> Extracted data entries

--

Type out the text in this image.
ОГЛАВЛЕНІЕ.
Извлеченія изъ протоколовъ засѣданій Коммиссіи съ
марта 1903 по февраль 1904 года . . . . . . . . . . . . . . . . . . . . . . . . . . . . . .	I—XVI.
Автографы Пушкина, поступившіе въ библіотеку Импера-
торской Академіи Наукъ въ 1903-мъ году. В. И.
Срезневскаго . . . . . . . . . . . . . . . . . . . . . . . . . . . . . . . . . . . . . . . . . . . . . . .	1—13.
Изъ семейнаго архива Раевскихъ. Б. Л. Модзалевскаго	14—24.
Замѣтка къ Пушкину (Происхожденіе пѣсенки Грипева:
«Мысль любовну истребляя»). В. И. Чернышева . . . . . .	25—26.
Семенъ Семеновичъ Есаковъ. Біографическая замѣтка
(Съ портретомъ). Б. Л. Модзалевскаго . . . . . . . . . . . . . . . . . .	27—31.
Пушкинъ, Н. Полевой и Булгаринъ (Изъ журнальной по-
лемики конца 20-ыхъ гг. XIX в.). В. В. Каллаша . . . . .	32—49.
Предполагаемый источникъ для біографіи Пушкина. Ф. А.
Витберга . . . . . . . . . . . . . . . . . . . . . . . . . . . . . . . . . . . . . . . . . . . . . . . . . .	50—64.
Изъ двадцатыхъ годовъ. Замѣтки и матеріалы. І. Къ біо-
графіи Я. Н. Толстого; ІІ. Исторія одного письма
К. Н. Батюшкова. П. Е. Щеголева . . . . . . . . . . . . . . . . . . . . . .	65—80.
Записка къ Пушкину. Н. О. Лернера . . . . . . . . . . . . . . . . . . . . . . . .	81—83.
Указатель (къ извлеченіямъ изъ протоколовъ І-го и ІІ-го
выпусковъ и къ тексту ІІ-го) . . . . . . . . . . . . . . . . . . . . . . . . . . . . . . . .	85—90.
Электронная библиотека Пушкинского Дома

--

> Problem to solve
Look through the data and gather every line with the string "протоколовъ" in it.

> Correct response
Извлеченія изъ протоколовъ засѣданій Коммиссіи съ
Указатель (къ извлеченіямъ изъ протоколовъ І-го и ІІ-го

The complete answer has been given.